▶ Objective:
Look for "hàng" in each line of the entries, and return the matching lines.

Items from a data source
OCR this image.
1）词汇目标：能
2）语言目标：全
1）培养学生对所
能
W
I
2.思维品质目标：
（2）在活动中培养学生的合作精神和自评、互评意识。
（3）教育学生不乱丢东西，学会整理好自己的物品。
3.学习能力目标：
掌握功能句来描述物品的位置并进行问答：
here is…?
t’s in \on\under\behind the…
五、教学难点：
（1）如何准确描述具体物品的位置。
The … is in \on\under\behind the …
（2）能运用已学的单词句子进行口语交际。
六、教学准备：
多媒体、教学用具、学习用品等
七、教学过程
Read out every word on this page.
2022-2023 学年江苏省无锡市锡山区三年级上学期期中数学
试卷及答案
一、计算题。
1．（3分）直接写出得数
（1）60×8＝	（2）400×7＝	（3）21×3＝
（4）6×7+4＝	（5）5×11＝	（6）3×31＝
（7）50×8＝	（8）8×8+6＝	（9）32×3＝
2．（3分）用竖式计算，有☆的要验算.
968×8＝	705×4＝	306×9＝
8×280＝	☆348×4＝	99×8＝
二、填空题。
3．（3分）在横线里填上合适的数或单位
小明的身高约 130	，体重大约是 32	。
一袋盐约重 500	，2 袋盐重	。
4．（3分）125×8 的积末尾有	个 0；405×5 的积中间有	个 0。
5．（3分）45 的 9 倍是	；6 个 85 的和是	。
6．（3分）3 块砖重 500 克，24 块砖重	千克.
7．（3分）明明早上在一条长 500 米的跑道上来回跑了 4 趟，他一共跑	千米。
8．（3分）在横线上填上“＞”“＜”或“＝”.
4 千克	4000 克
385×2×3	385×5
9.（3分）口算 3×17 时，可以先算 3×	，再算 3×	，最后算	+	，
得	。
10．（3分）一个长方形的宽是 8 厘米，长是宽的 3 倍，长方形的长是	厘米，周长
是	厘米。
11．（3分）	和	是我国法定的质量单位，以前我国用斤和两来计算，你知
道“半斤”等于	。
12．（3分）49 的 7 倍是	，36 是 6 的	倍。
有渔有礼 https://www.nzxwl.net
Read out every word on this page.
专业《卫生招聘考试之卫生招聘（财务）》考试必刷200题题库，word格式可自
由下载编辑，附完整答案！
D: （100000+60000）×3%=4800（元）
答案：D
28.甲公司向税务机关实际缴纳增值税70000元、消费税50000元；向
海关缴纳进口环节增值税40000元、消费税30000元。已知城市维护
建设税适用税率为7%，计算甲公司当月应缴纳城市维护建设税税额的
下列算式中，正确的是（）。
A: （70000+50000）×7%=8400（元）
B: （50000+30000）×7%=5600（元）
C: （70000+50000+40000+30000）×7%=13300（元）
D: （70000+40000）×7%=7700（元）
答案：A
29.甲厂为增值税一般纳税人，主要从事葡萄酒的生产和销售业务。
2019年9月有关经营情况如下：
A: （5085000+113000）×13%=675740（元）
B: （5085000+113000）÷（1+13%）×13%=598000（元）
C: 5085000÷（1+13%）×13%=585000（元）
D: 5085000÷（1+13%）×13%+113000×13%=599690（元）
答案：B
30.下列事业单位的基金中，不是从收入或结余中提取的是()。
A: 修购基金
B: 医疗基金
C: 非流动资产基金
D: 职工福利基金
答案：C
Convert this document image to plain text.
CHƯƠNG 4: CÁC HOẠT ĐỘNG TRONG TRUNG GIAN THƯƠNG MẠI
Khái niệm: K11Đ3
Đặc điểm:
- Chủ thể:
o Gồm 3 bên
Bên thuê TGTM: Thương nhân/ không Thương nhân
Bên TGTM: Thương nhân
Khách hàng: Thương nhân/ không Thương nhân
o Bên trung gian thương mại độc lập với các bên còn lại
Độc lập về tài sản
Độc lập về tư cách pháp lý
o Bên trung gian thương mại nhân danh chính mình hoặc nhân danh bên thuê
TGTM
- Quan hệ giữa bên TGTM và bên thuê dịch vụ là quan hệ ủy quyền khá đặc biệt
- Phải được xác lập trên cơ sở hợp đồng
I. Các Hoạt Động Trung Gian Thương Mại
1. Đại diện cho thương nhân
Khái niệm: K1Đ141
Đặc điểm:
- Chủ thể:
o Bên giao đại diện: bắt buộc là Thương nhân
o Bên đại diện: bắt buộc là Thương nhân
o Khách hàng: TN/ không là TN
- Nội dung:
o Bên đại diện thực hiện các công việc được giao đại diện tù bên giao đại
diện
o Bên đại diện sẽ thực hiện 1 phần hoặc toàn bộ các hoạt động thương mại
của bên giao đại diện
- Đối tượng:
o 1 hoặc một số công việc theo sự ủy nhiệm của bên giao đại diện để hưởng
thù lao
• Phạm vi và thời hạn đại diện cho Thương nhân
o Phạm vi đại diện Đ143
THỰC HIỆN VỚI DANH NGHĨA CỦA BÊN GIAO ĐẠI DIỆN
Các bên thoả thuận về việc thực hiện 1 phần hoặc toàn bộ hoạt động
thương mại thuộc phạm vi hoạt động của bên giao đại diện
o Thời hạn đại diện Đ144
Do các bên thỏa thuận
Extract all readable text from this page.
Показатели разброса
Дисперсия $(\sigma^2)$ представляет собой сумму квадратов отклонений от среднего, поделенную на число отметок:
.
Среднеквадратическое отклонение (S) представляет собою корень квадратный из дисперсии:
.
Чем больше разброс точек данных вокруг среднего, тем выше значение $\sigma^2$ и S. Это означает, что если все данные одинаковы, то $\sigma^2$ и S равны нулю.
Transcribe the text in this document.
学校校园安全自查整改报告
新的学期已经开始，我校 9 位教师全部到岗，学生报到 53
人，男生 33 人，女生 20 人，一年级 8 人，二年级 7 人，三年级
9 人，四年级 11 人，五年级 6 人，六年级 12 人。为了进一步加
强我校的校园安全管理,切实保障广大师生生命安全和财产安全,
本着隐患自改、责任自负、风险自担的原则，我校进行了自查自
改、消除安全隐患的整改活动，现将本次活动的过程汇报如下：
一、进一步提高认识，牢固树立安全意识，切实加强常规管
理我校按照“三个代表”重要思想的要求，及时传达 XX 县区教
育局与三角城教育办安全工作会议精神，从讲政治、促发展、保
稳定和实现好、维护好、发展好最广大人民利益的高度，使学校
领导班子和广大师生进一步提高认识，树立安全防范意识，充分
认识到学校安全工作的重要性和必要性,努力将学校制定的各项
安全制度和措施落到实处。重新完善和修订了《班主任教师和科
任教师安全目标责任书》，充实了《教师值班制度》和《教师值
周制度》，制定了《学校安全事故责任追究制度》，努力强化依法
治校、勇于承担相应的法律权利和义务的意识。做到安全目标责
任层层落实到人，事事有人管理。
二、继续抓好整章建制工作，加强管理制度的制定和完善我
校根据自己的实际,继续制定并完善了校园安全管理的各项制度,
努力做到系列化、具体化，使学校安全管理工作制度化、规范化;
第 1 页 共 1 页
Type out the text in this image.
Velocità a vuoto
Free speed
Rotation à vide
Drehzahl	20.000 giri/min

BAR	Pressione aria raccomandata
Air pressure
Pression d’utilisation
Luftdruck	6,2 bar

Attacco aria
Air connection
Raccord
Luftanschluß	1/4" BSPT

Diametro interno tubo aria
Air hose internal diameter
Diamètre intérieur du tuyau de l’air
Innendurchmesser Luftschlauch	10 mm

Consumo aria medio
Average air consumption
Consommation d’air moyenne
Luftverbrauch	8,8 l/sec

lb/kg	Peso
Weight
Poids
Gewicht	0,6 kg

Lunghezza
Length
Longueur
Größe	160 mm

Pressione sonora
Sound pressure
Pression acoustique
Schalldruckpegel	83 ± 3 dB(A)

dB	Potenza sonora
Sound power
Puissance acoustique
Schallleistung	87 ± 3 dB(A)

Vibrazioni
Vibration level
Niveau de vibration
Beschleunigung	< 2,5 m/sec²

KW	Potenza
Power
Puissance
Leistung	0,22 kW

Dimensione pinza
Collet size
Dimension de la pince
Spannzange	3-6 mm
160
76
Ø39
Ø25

▶ Correct output:
Khách hàng: Thương nhân/ không Thương nhân
o Khách hàng: TN/ không là TN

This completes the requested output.